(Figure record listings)
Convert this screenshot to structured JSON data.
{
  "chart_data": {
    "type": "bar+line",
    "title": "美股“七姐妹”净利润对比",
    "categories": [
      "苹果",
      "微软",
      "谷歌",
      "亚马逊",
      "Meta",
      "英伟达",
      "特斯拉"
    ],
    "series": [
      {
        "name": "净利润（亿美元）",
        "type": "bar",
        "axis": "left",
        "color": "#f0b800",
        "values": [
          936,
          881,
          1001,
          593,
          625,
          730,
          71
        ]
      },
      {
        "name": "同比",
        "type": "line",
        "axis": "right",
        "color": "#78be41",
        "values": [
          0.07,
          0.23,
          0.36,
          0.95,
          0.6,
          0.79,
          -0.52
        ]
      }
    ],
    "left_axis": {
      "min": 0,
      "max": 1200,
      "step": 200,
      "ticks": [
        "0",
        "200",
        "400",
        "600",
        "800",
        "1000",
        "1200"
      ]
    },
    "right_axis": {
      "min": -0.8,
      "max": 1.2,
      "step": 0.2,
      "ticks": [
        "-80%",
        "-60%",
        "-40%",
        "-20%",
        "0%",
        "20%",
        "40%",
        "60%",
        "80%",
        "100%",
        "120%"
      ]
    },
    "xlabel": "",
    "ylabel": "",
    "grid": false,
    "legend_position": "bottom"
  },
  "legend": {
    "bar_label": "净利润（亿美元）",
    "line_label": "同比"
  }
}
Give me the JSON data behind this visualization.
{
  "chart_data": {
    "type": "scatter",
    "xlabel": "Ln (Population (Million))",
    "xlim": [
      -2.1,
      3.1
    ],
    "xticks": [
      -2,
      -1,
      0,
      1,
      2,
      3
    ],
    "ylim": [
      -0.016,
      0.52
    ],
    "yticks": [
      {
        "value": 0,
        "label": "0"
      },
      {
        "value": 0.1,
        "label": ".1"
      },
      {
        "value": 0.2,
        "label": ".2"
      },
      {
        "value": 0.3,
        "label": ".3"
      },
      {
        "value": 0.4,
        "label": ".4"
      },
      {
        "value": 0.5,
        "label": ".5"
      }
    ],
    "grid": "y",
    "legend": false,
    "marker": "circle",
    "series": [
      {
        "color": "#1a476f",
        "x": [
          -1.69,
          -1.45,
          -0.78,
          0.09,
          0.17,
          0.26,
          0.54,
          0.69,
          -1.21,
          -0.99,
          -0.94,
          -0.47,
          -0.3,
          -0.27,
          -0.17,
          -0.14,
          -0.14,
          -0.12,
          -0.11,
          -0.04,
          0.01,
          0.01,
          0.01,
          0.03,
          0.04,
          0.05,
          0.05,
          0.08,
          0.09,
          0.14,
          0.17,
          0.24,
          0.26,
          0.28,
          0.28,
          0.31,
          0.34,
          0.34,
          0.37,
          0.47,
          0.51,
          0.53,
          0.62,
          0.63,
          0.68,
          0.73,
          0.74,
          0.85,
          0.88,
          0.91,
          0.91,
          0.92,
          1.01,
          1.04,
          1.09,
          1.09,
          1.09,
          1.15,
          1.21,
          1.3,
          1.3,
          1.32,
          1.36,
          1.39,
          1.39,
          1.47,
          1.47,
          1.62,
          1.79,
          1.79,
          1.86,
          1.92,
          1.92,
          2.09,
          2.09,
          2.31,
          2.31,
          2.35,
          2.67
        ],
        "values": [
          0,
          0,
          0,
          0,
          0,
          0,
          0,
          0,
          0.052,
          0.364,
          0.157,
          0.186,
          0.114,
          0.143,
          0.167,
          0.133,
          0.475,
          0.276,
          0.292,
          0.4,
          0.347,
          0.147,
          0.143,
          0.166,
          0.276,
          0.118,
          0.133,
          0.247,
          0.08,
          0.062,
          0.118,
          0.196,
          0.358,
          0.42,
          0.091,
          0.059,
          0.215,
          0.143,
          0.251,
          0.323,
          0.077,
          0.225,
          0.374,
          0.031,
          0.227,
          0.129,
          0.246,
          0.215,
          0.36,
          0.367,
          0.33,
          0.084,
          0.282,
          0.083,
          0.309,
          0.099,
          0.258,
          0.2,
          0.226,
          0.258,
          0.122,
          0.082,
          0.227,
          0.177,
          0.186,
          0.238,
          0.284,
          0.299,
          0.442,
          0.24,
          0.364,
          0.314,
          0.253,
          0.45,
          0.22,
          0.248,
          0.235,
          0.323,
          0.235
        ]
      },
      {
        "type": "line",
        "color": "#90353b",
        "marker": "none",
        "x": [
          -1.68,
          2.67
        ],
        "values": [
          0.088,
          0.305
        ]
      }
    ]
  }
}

= Task details =
How many lines in the records above contain the word "type"? Give only the number.

= Answer for this exercise =
5